**GOAL**
The listing below should be printed exactly, every line of it. Skip the pictures.

Dataset excerpts:
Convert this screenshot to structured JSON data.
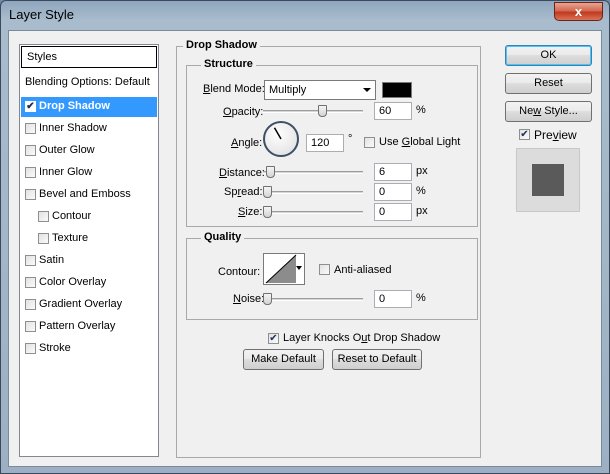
{
  "window": {
    "title": "Layer Style",
    "close_label": "x"
  },
  "sidebar": {
    "header": "Styles",
    "blending_options": "Blending Options: Default",
    "items": [
      {
        "label": "Drop Shadow",
        "checked": true,
        "active": true
      },
      {
        "label": "Inner Shadow",
        "checked": false
      },
      {
        "label": "Outer Glow",
        "checked": false
      },
      {
        "label": "Inner Glow",
        "checked": false
      },
      {
        "label": "Bevel and Emboss",
        "checked": false
      },
      {
        "label": "Contour",
        "checked": false,
        "sub": true
      },
      {
        "label": "Texture",
        "checked": false,
        "sub": true
      },
      {
        "label": "Satin",
        "checked": false
      },
      {
        "label": "Color Overlay",
        "checked": false
      },
      {
        "label": "Gradient Overlay",
        "checked": false
      },
      {
        "label": "Pattern Overlay",
        "checked": false
      },
      {
        "label": "Stroke",
        "checked": false
      }
    ]
  },
  "drop_shadow": {
    "group_title": "Drop Shadow",
    "structure": {
      "title": "Structure",
      "blend_mode": {
        "label_key": "B",
        "label_rest": "lend Mode:",
        "value": "Multiply"
      },
      "shadow_color": "#000000",
      "opacity": {
        "label_key": "O",
        "label_rest": "pacity:",
        "value": "60",
        "unit": "%",
        "level": 0.6
      },
      "angle": {
        "label_key": "A",
        "label_rest": "ngle:",
        "value": "120",
        "unit": "°",
        "degrees": 120
      },
      "use_global_light": {
        "label_pre": "Use ",
        "label_key": "G",
        "label_rest": "lobal Light",
        "checked": false
      },
      "distance": {
        "label_key": "D",
        "label_rest": "istance:",
        "value": "6",
        "unit": "px",
        "level": 0.03
      },
      "spread": {
        "label_pre": "Sp",
        "label_key": "r",
        "label_rest": "ead:",
        "value": "0",
        "unit": "%",
        "level": 0.0
      },
      "size": {
        "label_key": "S",
        "label_rest": "ize:",
        "value": "0",
        "unit": "px",
        "level": 0.0
      }
    },
    "quality": {
      "title": "Quality",
      "contour_label": "Contour:",
      "anti_aliased": {
        "label": "Anti-aliased",
        "checked": false
      },
      "noise": {
        "label_key": "N",
        "label_rest": "oise:",
        "value": "0",
        "unit": "%",
        "level": 0.0
      }
    },
    "knocks_out": {
      "label_pre": "Layer Knocks O",
      "label_key": "u",
      "label_rest": "t Drop Shadow",
      "checked": true
    },
    "make_default": "Make Default",
    "reset_to_default": "Reset to Default"
  },
  "buttons": {
    "ok": "OK",
    "reset": "Reset",
    "new_style_pre": "Ne",
    "new_style_key": "w",
    "new_style_rest": " Style..."
  },
  "preview": {
    "label_pre": "Pre",
    "label_key": "v",
    "label_rest": "iew",
    "checked": true
  }
}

**WRITTEN SOLUTION**
Convert this screenshot to structured JSON data.
{
  "window": {
    "title": "Layer Style",
    "close_label": "x"
  },
  "sidebar": {
    "header": "Styles",
    "blending_options": "Blending Options: Default",
    "items": [
      {
        "label": "Drop Shadow",
        "checked": true,
        "active": true
      },
      {
        "label": "Inner Shadow",
        "checked": false
      },
      {
        "label": "Outer Glow",
        "checked": false
      },
      {
        "label": "Inner Glow",
        "checked": false
      },
      {
        "label": "Bevel and Emboss",
        "checked": false
      },
      {
        "label": "Contour",
        "checked": false,
        "sub": true
      },
      {
        "label": "Texture",
        "checked": false,
        "sub": true
      },
      {
        "label": "Satin",
        "checked": false
      },
      {
        "label": "Color Overlay",
        "checked": false
      },
      {
        "label": "Gradient Overlay",
        "checked": false
      },
      {
        "label": "Pattern Overlay",
        "checked": false
      },
      {
        "label": "Stroke",
        "checked": false
      }
    ]
  },
  "drop_shadow": {
    "group_title": "Drop Shadow",
    "structure": {
      "title": "Structure",
      "blend_mode": {
        "label_key": "B",
        "label_rest": "lend Mode:",
        "value": "Multiply"
      },
      "shadow_color": "#000000",
      "opacity": {
        "label_key": "O",
        "label_rest": "pacity:",
        "value": "60",
        "unit": "%",
        "level": 0.6
      },
      "angle": {
        "label_key": "A",
        "label_rest": "ngle:",
        "value": "120",
        "unit": "°",
        "degrees": 120
      },
      "use_global_light": {
        "label_pre": "Use ",
        "label_key": "G",
        "label_rest": "lobal Light",
        "checked": false
      },
      "distance": {
        "label_key": "D",
        "label_rest": "istance:",
        "value": "6",
        "unit": "px",
        "level": 0.03
      },
      "spread": {
        "label_pre": "Sp",
        "label_key": "r",
        "label_rest": "ead:",
        "value": "0",
        "unit": "%",
        "level": 0.0
      },
      "size": {
        "label_key": "S",
        "label_rest": "ize:",
        "value": "0",
        "unit": "px",
        "level": 0.0
      }
    },
    "quality": {
      "title": "Quality",
      "contour_label": "Contour:",
      "anti_aliased": {
        "label": "Anti-aliased",
        "checked": false
      },
      "noise": {
        "label_key": "N",
        "label_rest": "oise:",
        "value": "0",
        "unit": "%",
        "level": 0.0
      }
    },
    "knocks_out": {
      "label_pre": "Layer Knocks O",
      "label_key": "u",
      "label_rest": "t Drop Shadow",
      "checked": true
    },
    "make_default": "Make Default",
    "reset_to_default": "Reset to Default"
  },
  "buttons": {
    "ok": "OK",
    "reset": "Reset",
    "new_style_pre": "Ne",
    "new_style_key": "w",
    "new_style_rest": " Style..."
  },
  "preview": {
    "label_pre": "Pre",
    "label_key": "v",
    "label_rest": "iew",
    "checked": true
  }
}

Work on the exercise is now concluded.